Document segment |
######
Studio album by Lenny Breau & Brad Terry
- Released: 1990
- Recorded: October 1978 – January 1982
- Studio: Maine
- Genre: Jazz
- Length: 66:37
- Label: Musical Heritage Society
- Producer: Brad Terry

Lenny Breau & Brad Terry chronology
| Last Sessions (1988) | The Living Room Tapes, Volume 2 (1990) | Live at Bourbon St. (1995) |

= The Living Room Tapes, Vol. 2 =

The Living Room Tapes, Volume 2 is an album by Canadian jazz guitarist Lenny Breau and clarinetist Brad Terry that was released in 1990.

==History==
Both solo and duet performances are included in these sessions. They were recorded at the home of Brad Terry in Maine on an informal basis, although both Breau and Terry had discussed commercially releasing the recordings. They were released by Terry after Breau's death.
######
Dataset rows |
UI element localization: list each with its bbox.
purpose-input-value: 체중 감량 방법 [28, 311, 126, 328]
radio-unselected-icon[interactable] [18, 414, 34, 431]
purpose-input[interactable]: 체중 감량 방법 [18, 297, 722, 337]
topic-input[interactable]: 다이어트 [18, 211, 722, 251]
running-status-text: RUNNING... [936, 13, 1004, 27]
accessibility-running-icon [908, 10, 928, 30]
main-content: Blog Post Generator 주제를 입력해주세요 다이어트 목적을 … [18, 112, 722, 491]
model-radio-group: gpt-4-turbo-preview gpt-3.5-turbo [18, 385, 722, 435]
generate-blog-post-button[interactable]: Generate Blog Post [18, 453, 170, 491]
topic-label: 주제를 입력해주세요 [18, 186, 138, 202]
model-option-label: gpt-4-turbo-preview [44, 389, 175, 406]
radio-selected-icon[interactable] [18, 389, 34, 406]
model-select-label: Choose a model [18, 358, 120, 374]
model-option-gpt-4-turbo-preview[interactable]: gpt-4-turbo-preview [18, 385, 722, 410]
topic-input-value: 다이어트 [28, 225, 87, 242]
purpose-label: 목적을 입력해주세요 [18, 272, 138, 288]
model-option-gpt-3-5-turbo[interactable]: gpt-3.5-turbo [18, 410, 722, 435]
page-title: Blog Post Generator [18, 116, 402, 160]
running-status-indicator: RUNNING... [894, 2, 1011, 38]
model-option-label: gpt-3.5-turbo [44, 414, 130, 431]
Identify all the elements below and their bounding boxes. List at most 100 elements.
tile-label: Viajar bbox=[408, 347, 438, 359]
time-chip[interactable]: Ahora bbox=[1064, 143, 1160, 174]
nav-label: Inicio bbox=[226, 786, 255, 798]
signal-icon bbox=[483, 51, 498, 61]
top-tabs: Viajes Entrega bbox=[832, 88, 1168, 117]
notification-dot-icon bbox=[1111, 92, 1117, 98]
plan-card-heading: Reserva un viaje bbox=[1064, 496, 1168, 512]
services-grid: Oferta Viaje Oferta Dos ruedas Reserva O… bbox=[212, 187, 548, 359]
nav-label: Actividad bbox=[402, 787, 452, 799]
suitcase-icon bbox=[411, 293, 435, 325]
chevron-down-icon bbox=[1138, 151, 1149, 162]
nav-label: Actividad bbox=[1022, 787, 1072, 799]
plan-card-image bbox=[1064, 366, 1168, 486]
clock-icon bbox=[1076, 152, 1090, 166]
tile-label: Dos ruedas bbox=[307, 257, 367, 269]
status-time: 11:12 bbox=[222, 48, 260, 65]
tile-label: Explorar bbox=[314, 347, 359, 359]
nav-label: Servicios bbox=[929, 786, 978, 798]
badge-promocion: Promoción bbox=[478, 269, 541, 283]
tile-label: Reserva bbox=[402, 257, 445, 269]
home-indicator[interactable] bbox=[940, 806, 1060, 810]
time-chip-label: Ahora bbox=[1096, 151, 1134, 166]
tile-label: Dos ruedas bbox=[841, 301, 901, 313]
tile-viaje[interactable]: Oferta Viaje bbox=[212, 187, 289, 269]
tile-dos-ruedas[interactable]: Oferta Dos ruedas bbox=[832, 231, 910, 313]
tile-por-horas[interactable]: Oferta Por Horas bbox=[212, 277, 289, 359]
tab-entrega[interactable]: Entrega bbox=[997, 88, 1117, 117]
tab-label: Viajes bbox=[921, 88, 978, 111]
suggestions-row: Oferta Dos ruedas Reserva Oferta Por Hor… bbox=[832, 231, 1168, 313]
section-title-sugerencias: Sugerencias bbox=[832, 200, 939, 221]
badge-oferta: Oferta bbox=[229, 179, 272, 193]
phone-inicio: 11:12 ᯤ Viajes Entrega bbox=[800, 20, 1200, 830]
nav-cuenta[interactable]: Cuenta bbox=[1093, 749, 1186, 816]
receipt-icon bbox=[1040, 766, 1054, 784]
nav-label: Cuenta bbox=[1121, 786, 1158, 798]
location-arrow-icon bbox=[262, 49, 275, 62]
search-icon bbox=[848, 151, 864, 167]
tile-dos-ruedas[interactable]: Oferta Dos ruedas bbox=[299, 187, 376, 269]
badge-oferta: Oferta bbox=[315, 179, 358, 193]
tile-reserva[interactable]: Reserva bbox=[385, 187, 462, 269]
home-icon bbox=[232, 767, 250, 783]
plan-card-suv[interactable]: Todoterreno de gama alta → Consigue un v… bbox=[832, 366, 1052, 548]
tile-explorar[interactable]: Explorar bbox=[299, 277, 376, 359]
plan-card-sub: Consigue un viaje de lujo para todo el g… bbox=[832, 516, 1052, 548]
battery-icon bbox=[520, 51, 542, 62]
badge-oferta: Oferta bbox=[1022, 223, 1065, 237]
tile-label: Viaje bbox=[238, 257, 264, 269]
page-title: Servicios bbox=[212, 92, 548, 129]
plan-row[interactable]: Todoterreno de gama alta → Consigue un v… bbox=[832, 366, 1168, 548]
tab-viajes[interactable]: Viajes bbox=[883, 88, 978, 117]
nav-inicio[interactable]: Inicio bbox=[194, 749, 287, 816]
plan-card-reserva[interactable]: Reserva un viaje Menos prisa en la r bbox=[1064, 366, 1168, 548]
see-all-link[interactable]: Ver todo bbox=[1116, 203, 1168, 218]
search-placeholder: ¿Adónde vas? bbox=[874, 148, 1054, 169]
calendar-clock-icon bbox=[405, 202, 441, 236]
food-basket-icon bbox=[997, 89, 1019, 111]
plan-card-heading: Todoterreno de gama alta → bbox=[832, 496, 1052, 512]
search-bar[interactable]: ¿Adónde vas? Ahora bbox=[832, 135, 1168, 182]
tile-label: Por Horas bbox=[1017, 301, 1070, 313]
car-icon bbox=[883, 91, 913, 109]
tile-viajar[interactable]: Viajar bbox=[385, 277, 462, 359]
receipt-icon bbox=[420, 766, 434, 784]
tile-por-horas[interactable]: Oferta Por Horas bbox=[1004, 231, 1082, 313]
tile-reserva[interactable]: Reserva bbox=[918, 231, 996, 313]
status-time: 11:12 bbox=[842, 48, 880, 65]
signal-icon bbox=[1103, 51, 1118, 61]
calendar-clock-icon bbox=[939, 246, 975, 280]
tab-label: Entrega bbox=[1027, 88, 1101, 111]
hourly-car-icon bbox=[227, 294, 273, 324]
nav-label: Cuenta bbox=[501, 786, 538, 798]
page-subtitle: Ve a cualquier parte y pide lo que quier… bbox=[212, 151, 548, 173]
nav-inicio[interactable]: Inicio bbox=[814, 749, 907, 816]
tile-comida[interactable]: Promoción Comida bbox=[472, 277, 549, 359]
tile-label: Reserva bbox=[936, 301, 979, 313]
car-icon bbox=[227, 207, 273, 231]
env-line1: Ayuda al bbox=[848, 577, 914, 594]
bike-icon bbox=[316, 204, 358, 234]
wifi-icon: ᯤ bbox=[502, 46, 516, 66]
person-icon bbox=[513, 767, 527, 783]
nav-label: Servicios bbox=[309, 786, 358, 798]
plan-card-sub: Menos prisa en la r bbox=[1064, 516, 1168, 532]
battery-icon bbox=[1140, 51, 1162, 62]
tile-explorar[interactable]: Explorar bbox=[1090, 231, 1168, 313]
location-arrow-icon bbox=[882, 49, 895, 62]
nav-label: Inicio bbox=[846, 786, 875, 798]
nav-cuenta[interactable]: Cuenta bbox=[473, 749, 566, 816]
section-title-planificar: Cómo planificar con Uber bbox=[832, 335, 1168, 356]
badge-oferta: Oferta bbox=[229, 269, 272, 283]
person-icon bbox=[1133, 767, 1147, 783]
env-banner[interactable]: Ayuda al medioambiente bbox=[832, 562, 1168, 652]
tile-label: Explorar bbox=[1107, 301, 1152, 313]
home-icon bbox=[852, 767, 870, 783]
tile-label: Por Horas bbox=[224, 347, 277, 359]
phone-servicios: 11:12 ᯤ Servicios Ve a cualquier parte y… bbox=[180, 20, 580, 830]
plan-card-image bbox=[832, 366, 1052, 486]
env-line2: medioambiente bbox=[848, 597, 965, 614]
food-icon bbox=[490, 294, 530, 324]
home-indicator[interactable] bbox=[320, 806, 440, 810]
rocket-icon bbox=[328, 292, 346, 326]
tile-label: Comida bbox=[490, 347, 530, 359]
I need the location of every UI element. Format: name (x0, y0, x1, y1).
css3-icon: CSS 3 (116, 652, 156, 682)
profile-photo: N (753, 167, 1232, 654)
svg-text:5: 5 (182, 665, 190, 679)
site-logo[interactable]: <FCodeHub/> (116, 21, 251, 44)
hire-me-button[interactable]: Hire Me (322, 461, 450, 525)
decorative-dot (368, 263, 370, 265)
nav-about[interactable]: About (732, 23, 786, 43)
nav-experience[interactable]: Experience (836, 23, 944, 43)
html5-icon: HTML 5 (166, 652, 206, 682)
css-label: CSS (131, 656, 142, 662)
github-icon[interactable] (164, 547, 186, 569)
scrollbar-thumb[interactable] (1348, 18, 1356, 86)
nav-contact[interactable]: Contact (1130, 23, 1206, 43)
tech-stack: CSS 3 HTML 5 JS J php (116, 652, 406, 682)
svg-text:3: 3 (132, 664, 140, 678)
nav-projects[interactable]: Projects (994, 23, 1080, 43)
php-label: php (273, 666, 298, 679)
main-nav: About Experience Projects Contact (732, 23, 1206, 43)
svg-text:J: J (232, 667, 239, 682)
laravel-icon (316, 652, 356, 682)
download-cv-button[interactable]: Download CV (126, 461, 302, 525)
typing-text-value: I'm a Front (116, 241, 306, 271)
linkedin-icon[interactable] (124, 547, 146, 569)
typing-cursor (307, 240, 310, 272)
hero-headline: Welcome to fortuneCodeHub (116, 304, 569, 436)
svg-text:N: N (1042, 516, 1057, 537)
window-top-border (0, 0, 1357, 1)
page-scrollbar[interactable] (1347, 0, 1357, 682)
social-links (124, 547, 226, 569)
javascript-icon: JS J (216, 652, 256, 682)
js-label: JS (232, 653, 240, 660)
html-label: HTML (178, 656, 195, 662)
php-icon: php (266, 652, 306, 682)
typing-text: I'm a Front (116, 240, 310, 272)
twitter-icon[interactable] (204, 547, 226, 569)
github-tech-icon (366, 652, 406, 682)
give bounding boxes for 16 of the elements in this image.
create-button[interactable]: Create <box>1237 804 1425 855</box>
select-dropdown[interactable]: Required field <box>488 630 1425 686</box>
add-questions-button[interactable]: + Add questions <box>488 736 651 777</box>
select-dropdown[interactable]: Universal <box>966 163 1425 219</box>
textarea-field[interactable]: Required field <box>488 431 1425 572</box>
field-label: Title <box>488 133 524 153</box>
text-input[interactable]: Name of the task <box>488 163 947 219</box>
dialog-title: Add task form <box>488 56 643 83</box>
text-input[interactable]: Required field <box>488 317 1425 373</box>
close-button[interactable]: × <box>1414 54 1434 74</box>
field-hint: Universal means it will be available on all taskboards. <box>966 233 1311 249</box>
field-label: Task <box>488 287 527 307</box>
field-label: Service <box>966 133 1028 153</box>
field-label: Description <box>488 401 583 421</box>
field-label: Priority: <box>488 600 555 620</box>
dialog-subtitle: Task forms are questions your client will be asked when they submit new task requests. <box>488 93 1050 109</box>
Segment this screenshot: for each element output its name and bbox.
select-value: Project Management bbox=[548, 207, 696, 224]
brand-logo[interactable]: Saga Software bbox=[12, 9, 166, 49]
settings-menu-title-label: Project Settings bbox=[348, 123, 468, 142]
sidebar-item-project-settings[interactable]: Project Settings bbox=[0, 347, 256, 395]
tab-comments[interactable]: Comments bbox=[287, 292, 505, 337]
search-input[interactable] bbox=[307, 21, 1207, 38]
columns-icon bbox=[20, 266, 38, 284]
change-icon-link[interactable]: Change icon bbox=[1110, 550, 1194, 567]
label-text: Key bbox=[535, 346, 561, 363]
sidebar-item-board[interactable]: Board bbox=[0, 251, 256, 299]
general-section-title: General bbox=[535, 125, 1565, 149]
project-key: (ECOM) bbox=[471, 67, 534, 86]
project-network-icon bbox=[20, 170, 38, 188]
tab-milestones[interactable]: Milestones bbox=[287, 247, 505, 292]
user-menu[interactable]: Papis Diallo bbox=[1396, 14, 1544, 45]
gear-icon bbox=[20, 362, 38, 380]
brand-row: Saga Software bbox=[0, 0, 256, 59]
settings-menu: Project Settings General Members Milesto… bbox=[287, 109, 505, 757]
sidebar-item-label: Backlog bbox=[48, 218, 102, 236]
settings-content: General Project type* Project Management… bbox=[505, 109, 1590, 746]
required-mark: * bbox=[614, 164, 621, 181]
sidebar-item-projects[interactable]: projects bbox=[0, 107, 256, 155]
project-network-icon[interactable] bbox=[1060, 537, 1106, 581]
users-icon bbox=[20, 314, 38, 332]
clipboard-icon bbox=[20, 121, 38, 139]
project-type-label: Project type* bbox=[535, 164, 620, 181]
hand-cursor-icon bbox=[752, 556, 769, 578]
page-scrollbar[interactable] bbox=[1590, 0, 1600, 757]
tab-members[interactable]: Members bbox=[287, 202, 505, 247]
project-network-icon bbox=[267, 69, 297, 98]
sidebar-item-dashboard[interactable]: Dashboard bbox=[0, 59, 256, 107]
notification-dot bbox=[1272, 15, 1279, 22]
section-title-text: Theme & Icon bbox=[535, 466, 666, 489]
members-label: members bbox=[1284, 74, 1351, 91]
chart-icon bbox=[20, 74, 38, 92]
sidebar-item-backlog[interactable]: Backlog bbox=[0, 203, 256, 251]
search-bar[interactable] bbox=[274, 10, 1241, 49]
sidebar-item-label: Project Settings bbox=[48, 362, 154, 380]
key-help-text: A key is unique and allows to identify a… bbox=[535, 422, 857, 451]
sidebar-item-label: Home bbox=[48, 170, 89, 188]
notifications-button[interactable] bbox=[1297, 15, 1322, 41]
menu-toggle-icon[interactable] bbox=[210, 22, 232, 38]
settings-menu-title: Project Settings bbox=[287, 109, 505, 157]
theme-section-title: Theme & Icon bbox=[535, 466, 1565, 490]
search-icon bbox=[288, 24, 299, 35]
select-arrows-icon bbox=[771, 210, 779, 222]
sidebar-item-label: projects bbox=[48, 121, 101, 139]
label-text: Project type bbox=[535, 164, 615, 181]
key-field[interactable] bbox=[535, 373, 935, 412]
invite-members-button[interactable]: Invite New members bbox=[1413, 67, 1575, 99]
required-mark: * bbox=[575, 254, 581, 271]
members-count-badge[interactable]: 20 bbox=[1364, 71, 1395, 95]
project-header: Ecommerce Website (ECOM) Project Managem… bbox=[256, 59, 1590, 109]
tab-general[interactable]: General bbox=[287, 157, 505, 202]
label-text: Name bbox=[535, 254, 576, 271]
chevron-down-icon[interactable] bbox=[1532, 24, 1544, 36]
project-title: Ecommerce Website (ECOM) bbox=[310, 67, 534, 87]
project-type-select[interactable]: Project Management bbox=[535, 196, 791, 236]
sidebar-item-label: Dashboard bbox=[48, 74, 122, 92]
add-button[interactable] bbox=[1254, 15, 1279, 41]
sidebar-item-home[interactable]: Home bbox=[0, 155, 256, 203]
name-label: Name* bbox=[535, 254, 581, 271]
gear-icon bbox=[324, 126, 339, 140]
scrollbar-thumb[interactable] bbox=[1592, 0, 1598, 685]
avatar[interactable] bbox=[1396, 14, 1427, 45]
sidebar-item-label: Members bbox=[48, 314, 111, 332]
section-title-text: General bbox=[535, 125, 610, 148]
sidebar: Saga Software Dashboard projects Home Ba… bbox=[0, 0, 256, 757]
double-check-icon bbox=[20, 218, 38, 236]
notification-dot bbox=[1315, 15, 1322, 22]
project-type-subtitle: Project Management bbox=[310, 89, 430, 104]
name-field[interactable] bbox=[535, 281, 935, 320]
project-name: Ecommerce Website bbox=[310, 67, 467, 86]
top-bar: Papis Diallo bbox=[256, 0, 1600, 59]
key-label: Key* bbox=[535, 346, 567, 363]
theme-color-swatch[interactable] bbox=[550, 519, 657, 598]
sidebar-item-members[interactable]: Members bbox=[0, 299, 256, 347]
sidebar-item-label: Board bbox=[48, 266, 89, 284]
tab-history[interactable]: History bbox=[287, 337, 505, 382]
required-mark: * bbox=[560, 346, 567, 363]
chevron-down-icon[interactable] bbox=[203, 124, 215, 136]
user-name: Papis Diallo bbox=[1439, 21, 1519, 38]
######
Problem 1 |
In the album text, reproduce word for word the part that opens with the words containing "Lenny Breau & Brad Terry chronology" and closes with "released in 1990.".
Problem 2 |
In the listing, rewrite the part that opens with its first line and closes with the line containing "model-option-label: gpt-3.5-turbo [44, 414, 130, 431]", changing "Blog Post Generator" to "Article Writer" and keeping everything else the same.

Reply 1 |
Lenny Breau & Brad Terry chronology
| Last Sessions (1988) | The Living Room Tapes, Volume 2 (1990) | Live at Bourbon St. (1995) |

= The Living Room Tapes, Vol. 2 =

The Living Room Tapes, Volume 2 is an album by Canadian jazz guitarist Lenny Breau and clarinetist Brad Terry that was released in 1990.

Reply 2 |
UI element localization: list each with its bbox.
purpose-input-value: 체중 감량 방법 [28, 311, 126, 328]
radio-unselected-icon[interactable] [18, 414, 34, 431]
purpose-input[interactable]: 체중 감량 방법 [18, 297, 722, 337]
topic-input[interactable]: 다이어트 [18, 211, 722, 251]
running-status-text: RUNNING... [936, 13, 1004, 27]
accessibility-running-icon [908, 10, 928, 30]
main-content: Article Writer 주제를 입력해주세요 다이어트 목적을 … [18, 112, 722, 491]
model-radio-group: gpt-4-turbo-preview gpt-3.5-turbo [18, 385, 722, 435]
generate-blog-post-button[interactable]: Generate Blog Post [18, 453, 170, 491]
topic-label: 주제를 입력해주세요 [18, 186, 138, 202]
model-option-label: gpt-4-turbo-preview [44, 389, 175, 406]
radio-selected-icon[interactable] [18, 389, 34, 406]
model-select-label: Choose a model [18, 358, 120, 374]
model-option-gpt-4-turbo-preview[interactable]: gpt-4-turbo-preview [18, 385, 722, 410]
topic-input-value: 다이어트 [28, 225, 87, 242]
purpose-label: 목적을 입력해주세요 [18, 272, 138, 288]
model-option-gpt-3-5-turbo[interactable]: gpt-3.5-turbo [18, 410, 722, 435]
page-title: Article Writer [18, 116, 402, 160]
running-status-indicator: RUNNING... [894, 2, 1011, 38]
model-option-label: gpt-3.5-turbo [44, 414, 130, 431]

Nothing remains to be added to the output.